Records shown:

§ §

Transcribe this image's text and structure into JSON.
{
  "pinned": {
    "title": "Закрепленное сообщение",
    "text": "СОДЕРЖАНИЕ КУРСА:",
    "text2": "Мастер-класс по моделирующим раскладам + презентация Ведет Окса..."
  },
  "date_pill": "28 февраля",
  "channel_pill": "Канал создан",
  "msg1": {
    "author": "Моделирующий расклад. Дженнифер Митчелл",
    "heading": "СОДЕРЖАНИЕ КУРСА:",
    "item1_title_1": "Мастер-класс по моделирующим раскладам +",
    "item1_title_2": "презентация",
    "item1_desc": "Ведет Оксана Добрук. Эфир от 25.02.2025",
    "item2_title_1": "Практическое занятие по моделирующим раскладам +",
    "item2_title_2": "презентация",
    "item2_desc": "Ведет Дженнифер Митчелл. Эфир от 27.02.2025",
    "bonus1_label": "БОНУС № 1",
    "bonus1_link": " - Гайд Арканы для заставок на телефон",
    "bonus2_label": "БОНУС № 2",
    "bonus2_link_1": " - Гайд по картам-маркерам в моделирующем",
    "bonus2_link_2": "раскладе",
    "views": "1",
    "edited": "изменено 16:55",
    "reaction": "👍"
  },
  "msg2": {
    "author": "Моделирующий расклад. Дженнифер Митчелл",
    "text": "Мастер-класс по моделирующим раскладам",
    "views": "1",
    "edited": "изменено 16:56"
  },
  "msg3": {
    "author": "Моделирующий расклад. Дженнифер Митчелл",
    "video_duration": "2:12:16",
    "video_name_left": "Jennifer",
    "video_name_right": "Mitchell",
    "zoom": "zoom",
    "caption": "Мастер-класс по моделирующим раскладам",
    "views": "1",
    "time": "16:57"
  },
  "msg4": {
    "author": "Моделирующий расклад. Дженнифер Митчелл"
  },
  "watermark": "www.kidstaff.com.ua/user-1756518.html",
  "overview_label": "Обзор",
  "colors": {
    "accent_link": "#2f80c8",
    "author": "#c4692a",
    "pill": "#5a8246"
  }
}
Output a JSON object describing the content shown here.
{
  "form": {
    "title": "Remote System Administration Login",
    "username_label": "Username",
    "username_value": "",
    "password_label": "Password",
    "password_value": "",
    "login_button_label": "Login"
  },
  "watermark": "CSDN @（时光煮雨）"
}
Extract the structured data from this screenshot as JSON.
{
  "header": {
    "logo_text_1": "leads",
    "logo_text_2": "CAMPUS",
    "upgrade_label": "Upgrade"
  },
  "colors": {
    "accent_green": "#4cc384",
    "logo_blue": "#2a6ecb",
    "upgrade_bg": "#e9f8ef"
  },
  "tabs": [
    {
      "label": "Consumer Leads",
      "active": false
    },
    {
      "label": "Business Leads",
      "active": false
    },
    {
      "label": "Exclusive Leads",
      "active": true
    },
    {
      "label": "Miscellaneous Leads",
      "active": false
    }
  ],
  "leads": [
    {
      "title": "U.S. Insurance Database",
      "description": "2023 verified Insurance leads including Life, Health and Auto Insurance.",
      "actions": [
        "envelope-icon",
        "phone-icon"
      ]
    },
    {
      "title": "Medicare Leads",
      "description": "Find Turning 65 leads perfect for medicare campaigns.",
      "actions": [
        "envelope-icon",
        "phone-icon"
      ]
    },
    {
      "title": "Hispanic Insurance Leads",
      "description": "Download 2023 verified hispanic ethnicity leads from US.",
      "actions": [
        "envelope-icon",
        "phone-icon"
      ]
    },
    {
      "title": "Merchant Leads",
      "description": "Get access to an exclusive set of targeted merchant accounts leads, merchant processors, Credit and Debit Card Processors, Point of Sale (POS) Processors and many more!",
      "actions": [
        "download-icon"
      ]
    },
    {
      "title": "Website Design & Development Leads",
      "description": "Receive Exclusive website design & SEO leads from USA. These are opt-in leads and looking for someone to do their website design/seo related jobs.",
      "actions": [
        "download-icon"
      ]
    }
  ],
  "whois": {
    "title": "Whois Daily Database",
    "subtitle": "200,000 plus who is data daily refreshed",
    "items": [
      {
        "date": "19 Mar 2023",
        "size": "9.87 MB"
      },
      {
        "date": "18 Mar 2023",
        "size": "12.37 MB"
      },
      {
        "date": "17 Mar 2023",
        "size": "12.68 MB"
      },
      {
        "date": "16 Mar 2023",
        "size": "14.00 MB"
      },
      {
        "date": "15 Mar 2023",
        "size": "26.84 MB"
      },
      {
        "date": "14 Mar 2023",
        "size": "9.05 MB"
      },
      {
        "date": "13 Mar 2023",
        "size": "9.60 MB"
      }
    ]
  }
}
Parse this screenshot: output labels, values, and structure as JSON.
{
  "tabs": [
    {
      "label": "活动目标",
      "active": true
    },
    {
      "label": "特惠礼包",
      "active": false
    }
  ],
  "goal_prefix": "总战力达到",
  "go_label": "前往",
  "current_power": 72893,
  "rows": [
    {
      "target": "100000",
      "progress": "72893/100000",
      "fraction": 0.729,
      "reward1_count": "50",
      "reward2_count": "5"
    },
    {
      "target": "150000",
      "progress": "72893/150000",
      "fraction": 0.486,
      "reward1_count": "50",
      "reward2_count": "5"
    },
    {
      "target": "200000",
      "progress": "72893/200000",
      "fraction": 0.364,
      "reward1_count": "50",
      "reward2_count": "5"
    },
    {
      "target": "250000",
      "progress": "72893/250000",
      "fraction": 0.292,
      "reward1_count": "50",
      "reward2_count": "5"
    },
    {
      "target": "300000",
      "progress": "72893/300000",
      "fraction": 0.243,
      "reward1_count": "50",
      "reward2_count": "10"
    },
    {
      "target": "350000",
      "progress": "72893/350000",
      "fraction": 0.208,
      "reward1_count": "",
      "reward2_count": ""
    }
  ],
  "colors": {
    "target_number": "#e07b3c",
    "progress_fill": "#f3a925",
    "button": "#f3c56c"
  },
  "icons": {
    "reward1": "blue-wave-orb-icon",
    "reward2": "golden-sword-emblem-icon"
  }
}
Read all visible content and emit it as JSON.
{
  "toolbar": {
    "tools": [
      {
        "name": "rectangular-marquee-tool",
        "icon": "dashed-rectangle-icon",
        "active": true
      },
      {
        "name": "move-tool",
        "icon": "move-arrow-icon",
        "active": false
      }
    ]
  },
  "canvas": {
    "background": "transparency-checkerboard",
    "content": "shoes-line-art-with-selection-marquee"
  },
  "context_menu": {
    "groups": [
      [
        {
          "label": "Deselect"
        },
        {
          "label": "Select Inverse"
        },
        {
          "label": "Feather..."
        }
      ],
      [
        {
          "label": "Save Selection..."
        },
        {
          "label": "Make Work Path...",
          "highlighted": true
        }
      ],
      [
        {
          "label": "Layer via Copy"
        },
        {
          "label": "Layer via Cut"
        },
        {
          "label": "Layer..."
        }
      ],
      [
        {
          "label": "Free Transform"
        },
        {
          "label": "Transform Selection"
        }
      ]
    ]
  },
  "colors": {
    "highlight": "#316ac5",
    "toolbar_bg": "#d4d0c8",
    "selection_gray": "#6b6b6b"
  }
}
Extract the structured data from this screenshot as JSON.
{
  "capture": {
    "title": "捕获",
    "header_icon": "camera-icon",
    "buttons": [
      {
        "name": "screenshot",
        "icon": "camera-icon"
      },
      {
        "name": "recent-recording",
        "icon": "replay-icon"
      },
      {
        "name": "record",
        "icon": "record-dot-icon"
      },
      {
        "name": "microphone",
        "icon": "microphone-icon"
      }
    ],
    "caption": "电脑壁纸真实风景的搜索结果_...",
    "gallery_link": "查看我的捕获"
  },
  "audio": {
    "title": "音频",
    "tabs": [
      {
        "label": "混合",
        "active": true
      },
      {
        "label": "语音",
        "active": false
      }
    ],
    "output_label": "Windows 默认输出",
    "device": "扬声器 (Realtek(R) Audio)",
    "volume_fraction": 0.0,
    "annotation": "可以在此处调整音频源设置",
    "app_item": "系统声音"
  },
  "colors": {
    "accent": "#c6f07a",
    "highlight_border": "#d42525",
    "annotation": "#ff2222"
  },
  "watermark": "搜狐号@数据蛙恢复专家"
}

§ §

Where does the word "edited" appear in the listing? List each line that holds it.

Output below:
    "edited": "изменено 16:55",
    "edited": "изменено 16:56"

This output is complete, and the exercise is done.